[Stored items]

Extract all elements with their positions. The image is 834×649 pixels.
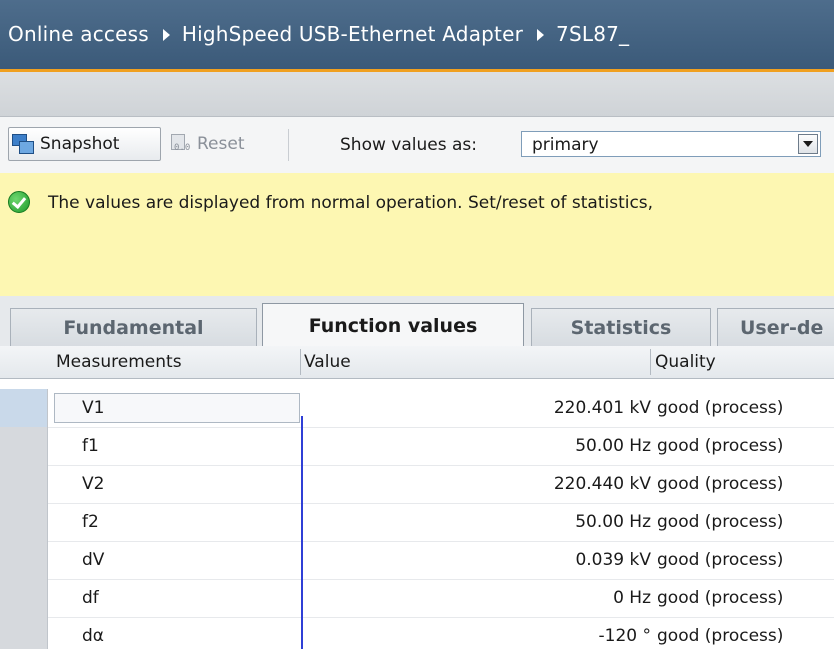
snapshot-label: Snapshot — [40, 134, 120, 154]
measurement-cell: V2 — [82, 474, 105, 494]
reset-label: Reset — [197, 134, 245, 154]
table-row[interactable]: dV 0.039 kV good (process) — [0, 541, 834, 580]
measurement-cell: V1 — [82, 398, 105, 418]
toolbar-divider — [288, 129, 289, 161]
table-row[interactable]: V2 220.440 kV good (process) — [0, 465, 834, 504]
tab-function-values[interactable]: Function values — [262, 303, 524, 347]
measurement-cell: f1 — [82, 436, 99, 456]
banner-message: The values are displayed from normal ope… — [48, 193, 654, 213]
dropdown-arrow-icon[interactable] — [798, 134, 818, 154]
value-column-marker — [301, 416, 303, 649]
tab-statistics[interactable]: Statistics — [531, 308, 711, 346]
breadcrumb-bar: Online access HighSpeed USB-Ethernet Adap… — [0, 0, 834, 72]
row-selector[interactable] — [0, 617, 48, 649]
table-row[interactable]: f2 50.00 Hz good (process) — [0, 503, 834, 542]
snapshot-icon — [12, 134, 34, 154]
table-header: Measurements Value Quality — [0, 346, 834, 379]
breadcrumb-usb-ethernet-adapter[interactable]: HighSpeed USB-Ethernet Adapter — [182, 22, 523, 46]
show-values-selected: primary — [532, 135, 599, 155]
row-selector[interactable] — [0, 579, 48, 617]
tab-fundamental[interactable]: Fundamental — [10, 308, 257, 346]
value-cell: 220.401 kV — [553, 398, 651, 418]
column-header-measurements[interactable]: Measurements — [56, 346, 182, 378]
breadcrumb-separator-icon — [537, 29, 545, 41]
value-cell: -120 ° — [598, 626, 652, 646]
tab-user-defined[interactable]: User-de — [717, 308, 834, 346]
quality-cell: good (process) — [657, 512, 784, 532]
value-cell: 50.00 Hz — [575, 512, 651, 532]
reset-icon: 0.0 — [169, 134, 191, 154]
breadcrumb-online-access[interactable]: Online access — [8, 22, 149, 46]
show-values-dropdown[interactable]: primary — [521, 131, 821, 157]
measurement-cell: dV — [82, 550, 105, 570]
column-divider[interactable] — [300, 349, 301, 375]
quality-cell: good (process) — [657, 398, 784, 418]
row-selector[interactable] — [0, 503, 48, 541]
measurement-cell: f2 — [82, 512, 99, 532]
reset-button[interactable]: 0.0 Reset — [166, 127, 278, 161]
row-selector[interactable] — [0, 465, 48, 503]
column-divider[interactable] — [650, 349, 651, 375]
row-selector[interactable] — [0, 427, 48, 465]
measurement-cell: dα — [82, 626, 104, 646]
quality-cell: good (process) — [657, 626, 784, 646]
breadcrumb-device[interactable]: 7SL87_ — [556, 22, 629, 46]
value-cell: 0 Hz — [613, 588, 651, 608]
value-cell: 50.00 Hz — [575, 436, 651, 456]
column-header-quality[interactable]: Quality — [655, 346, 716, 378]
check-circle-icon — [8, 191, 30, 213]
breadcrumb-separator-icon — [162, 29, 170, 41]
breadcrumb: Online access HighSpeed USB-Ethernet Adap… — [8, 22, 629, 46]
measurement-cell: df — [82, 588, 99, 608]
info-banner: The values are displayed from normal ope… — [0, 173, 834, 296]
quality-cell: good (process) — [657, 588, 784, 608]
table-row[interactable]: dα -120 ° good (process) — [0, 617, 834, 649]
table-row[interactable]: f1 50.00 Hz good (process) — [0, 427, 834, 466]
row-selector[interactable] — [0, 389, 48, 427]
reset-icon-digits: 0.0 — [174, 143, 191, 153]
show-values-label: Show values as: — [340, 135, 477, 155]
quality-cell: good (process) — [657, 436, 784, 456]
table-row[interactable]: V1 220.401 kV good (process) — [0, 389, 834, 428]
measurements-table: Measurements Value Quality V1 220.401 kV… — [0, 346, 834, 649]
quality-cell: good (process) — [657, 550, 784, 570]
value-cell: 0.039 kV — [575, 550, 651, 570]
online-values-editor: Online access HighSpeed USB-Ethernet Adap… — [0, 0, 834, 649]
table-row[interactable]: df 0 Hz good (process) — [0, 579, 834, 618]
column-header-value[interactable]: Value — [304, 346, 351, 378]
editor-header-band — [0, 72, 834, 117]
value-cell: 220.440 kV — [553, 474, 651, 494]
tab-strip: Fundamental Function values Statistics U… — [0, 296, 834, 347]
quality-cell: good (process) — [657, 474, 784, 494]
snapshot-button[interactable]: Snapshot — [8, 127, 161, 161]
row-selector[interactable] — [0, 541, 48, 579]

**What to work on**
Gather every line above that contains the string "dropdown" and list those lines.

**Exercise response**
dropdown-arrow-icon[interactable] — [798, 134, 818, 154]
show-values-dropdown[interactable]: primary — [521, 131, 821, 157]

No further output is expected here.